[START PASSAGE SHOWN]
Cyber-Insurance myths & misconceptions

Cyber-risk and cyber-security have taken centre stage in both the media and company boardrooms around the world. We have seen the continued rise of computer fraud and massive data breach revelations as well as business-crippling network events.

Yet, despite the obvious need, the take up of cyber-insurance in the UK remains stubbornly low. Lyndsey Bauer at Paragon, a cyber-insurance specialist, says this should change.

We read a lot in the press that cyber-insurance cannot, or will not, cover cyber-losses, but in our experience the policies do what they say they will do - as long as you choose them judiciously. In our view it ultimately boils down to a lack of understanding. There are plenty of worthwhile cyber-products out there provided the buyer knows what to ask for.

Cyber - what does it mean?

In a world where technology is embedded in practically everything, 'cyber' is an overused term. This lack of a precise definition often leads to situations where people misunderstand each other because they don't realise that they are talking about different things.

Cyber-risk means any risk of financial loss, disruption or damage to the reputation of an organisation from some sort of failure of its information technology systems. There are a number of threats and layers of vulnerabilities, and a cyber-incident can lead to many different types of losses for affected companies (see chart at bottom of article).

Because cyber-risk is so pervasive, people sometimes think it may already be addressed in existing insurance policies. This at best may be partially true, but because each policy covers a specific purpose, there will almost certainly be gaps in coverage.

Cyber as a risk factor touches on many aspects of a business and facets of the risk will also touch on other insurance products. So, without specialist guidance, it would be quite easy to get the wrong impression about the availability or efficacy of coverage. Worthwhile products do exist. Lloyd's in particular is at the cutting edge of this new insurance frontier and has a track record of over 17 years of paying cyber-claims.

Furthermore, by speaking with a specialist insurer or broker, buyers have the opportunity to run through potential loss scenarios, prior to inception, to gain a better understanding of how a proposed coverage might respond in each of those scenarios and then make any adjustments necessary to avoid disappointment. The exercise can also flush out some issues that are better addressed under other insurance coverages.

Some uses of cyber-cover in practice

Cyber-security represents different things to different corporate stakeholders. Securing a cyber-insurance policy that satisfies everyone requires someone to take the lead who understands the concerns of each stakeholder. For example:

A chief information security officer (CISO) may be concerned with the attack surface and will want to show continued improvements in Key Performance Indicators (KPI's). Cyber-insurers have a unique view on what makes a cyber-incident expensive. The questions insurers set in the application, or indeed any restrictive terms on a quote, can help a business prioritise security initiatives, as well as helping to fund an existing cyber-incident response plan.

A chief information officer (CIO) may want to balance spending with technology needs; they are looking for return on investment. A cyber-policy can dovetail with cyber-incident business continuity planning to help achieve this.
[END PASSAGE SHOWN]
[START DATASET RECORDS]
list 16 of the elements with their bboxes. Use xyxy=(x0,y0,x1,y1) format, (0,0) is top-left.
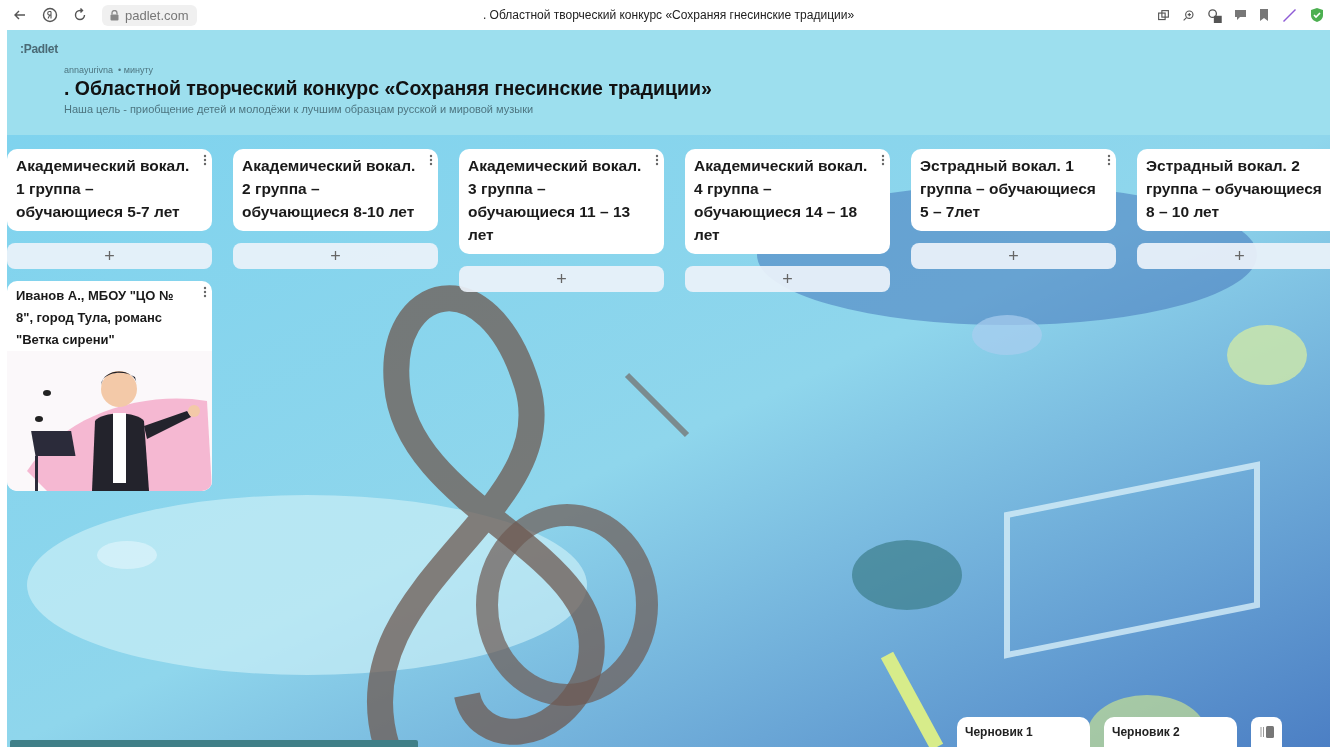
address-bar[interactable]: padlet.com xyxy=(102,4,197,26)
browser-logo-icon[interactable] xyxy=(42,7,58,23)
chat-icon[interactable] xyxy=(1234,9,1247,21)
extension-icon[interactable] xyxy=(1207,7,1222,23)
bookmark-icon[interactable] xyxy=(1259,9,1269,21)
author-meta: annayurivna • минуту xyxy=(64,65,155,75)
reload-icon[interactable] xyxy=(72,7,88,23)
shield-icon[interactable] xyxy=(1309,7,1325,23)
tabs-icon[interactable] xyxy=(1157,8,1170,22)
zoom-icon[interactable] xyxy=(1182,8,1195,22)
lock-icon xyxy=(110,9,119,21)
page-title: . Областной творческий конкурс «Сохраняя гнесинские традиции» xyxy=(482,8,855,22)
padlet-logo[interactable]: :Padlet xyxy=(20,42,1317,56)
url-text: padlet.com xyxy=(125,7,189,23)
board-description: Наша цель - приобщение детей и молодёжи к лучшим образцам русской и мировой музыки xyxy=(64,103,535,115)
board-title: . Областной творческий конкурс «Сохраняя гнесинские традиции» xyxy=(64,77,713,100)
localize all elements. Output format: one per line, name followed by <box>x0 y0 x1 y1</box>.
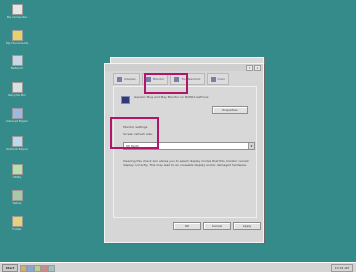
desktop-icon-label: Outlook Express <box>6 148 28 151</box>
chevron-down-icon[interactable]: ▾ <box>248 143 254 149</box>
network-icon <box>11 55 23 66</box>
desktop-icon-setup[interactable]: Setup <box>6 190 28 205</box>
dialog-titlebar: ? x <box>105 64 263 71</box>
cancel-button[interactable]: Cancel <box>203 222 231 230</box>
computer-icon <box>11 4 23 15</box>
properties-button[interactable]: Properties <box>212 106 248 114</box>
globe-icon <box>11 108 23 119</box>
close-button[interactable]: x <box>254 64 261 71</box>
desktop-icon-network[interactable]: Network <box>6 55 28 70</box>
desktop-icon-label: My Documents <box>6 42 28 45</box>
tool-icon <box>11 164 23 175</box>
desktop-icon-my-documents[interactable]: My Documents <box>6 30 28 45</box>
desktop-icon-folder[interactable]: Folder <box>6 216 28 231</box>
tab-panel: Generic Plug and Play Monitor on NVIDIA … <box>113 86 257 218</box>
highlight-box-tab <box>144 73 188 94</box>
folder-icon <box>11 216 23 227</box>
desktop-icon-label: Recycle Bin <box>8 94 26 97</box>
monitor-device-name: Generic Plug and Play Monitor on NVIDIA … <box>134 95 209 99</box>
mail-icon <box>11 136 23 147</box>
apply-button[interactable]: Apply <box>233 222 261 230</box>
recycle-bin-icon <box>11 82 23 93</box>
tab-adapter[interactable]: Adapter <box>113 73 140 85</box>
desktop-icon-label: My Computer <box>6 16 28 19</box>
tab-label: Color <box>217 77 226 81</box>
desktop-icon-label: Network <box>10 67 24 70</box>
desktop-icon-my-computer[interactable]: My Computer <box>6 4 28 19</box>
refresh-rate-note: Clearing this check box allows you to se… <box>123 159 249 167</box>
desktop-icon-outlook-express[interactable]: Outlook Express <box>6 136 28 151</box>
monitor-icon <box>121 96 130 104</box>
desktop-icon-recycle-bin[interactable]: Recycle Bin <box>6 82 28 97</box>
monitor-device-row: Generic Plug and Play Monitor on NVIDIA … <box>121 96 230 104</box>
desktop-icon-label: Utility <box>12 176 22 179</box>
setup-icon <box>11 190 23 201</box>
folder-icon <box>11 30 23 41</box>
desktop: My Computer My Documents Network Recycle… <box>0 0 356 262</box>
tab-color[interactable]: Color <box>206 73 230 85</box>
highlight-box-refresh <box>110 117 159 149</box>
desktop-icon-utility[interactable]: Utility <box>6 164 28 179</box>
desktop-icon-label: Internet Explorer <box>6 120 28 123</box>
desktop-icon-label: Setup <box>12 202 22 205</box>
desktop-icon-internet-explorer[interactable]: Internet Explorer <box>6 108 28 123</box>
ok-button[interactable]: OK <box>173 222 201 230</box>
color-icon <box>210 76 216 82</box>
adapter-icon <box>117 76 122 82</box>
tab-label: Adapter <box>124 77 136 81</box>
desktop-icon-label: Folder <box>12 228 22 231</box>
help-button[interactable]: ? <box>246 64 253 71</box>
[END DATASET RECORDS]
EXERCISE INSTRUCTIONS ▸
A - In the article on cyber-insurance myths, how long has Lloyd's been paying cyber-claims?
B - Summarize the article on cyber-insurance myths in two sentences.
C - Carry on with the article on cyber-insurance myths from the point where it stops.
Nothing in the records is needed here.

ANSWERS FOR THIS EXERCISE ▸
A - For over 17 years.

B - Although cyber-risk is a growing concern, take-up of cyber-insurance in the UK stays low, and the article attributes doubts about coverage mainly to a lack of understanding, since worthwhile policies exist for buyers who know what to ask for. Because existing policies likely leave gaps, it recommends consulting a specialist insurer or broker to test loss scenarios and shows how a cyber-policy can serve different stakeholders such as a CISO or CIO.

C -
The general counsel may be focussed on the company's compliance with privacy regulation while the CEO may be looking for confirmation that the business has defences and plans in place to survive an attack.

The European Union's General Data Protection Regulation (GDPR) provides a requirement that businesses have an incident response plan in place and must notify any data breach within 72 hours of becoming aware of the event. Cyber-insurance can be an important part of this process. It can help busissness be prepared before, during and after a cyber-incident.

How reliable is cyber-cover?

Cyber-policies can and do pay out - provided you successfully navigate the complexities of this class of business. Because it includes both first and third-party clauses, cyber-insurance is open to misunderstanding. Often where an insurer is heavily criticised for refusing to pay a cyber-claim, there may be legitimate reasons for their decision, such as the insured's failure to follow policy procedures.

For example, the cyber-incident response section often requires the policyholder to involve the insurer in the loss much earlier than in other types of insurance and to obtain the insurer's consent before incurring any incident expenses which they want insured. As well as being a requirement of the policy, early notification provides an opportunity to benefit from the insurer's experience. If called in early enough they may be able to help keep a bad situation from getting worse.

This highlights a distinctive benefit of cyber-insurance; you are buying more than just cover since the policies will also offer access to expert consultancy and support at a time of significant pressure, confusion, uncertainty and concern. This can help insureds to make good decisions and so mitigate reputational harm and economic loss.

Getting a cyber-claim accepted follows a familiar pattern. Organisations must check if there is a procedure to follow, not just activate the incident response plan and expect to send an invoice for reimbursement. Sometimes the insurance company will make all the arrangements for you. File the claim to your insurer or broker as soon as possible. Give details clearly, document the damage and keep lines of communication open.

In other words, understand and follow the rules. Do this, and you will find a typical cyber-insurance policy can provide broad coverage and is highly negotiable - and premiums are competitive.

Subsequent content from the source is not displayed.